#### [Written exercise]
Work out how many lines of the data hold the string "title", and reply with that number alone.

[Begin Provided data]

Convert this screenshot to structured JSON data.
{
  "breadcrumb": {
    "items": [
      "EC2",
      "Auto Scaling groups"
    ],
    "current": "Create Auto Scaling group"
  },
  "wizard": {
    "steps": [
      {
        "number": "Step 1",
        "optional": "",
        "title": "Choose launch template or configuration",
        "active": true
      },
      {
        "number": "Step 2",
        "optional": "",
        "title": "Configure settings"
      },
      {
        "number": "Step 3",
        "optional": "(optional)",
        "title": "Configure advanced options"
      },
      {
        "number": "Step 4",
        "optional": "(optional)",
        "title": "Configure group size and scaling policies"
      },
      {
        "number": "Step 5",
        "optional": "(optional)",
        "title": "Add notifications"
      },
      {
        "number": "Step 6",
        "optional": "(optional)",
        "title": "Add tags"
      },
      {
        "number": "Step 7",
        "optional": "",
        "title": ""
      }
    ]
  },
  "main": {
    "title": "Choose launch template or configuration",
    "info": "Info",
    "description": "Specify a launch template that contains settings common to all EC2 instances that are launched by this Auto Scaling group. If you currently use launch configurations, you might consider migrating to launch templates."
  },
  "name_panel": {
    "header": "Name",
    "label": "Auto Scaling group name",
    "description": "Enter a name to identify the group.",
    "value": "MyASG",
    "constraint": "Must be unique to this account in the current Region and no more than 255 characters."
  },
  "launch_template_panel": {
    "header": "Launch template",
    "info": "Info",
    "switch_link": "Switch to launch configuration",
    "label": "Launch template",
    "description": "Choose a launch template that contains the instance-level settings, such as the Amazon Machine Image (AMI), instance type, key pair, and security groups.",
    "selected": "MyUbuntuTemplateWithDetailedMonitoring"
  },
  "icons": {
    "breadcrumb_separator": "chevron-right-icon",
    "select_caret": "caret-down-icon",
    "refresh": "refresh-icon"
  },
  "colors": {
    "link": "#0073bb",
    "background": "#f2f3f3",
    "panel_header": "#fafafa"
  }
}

[End Provided data]

#### [Written response]
8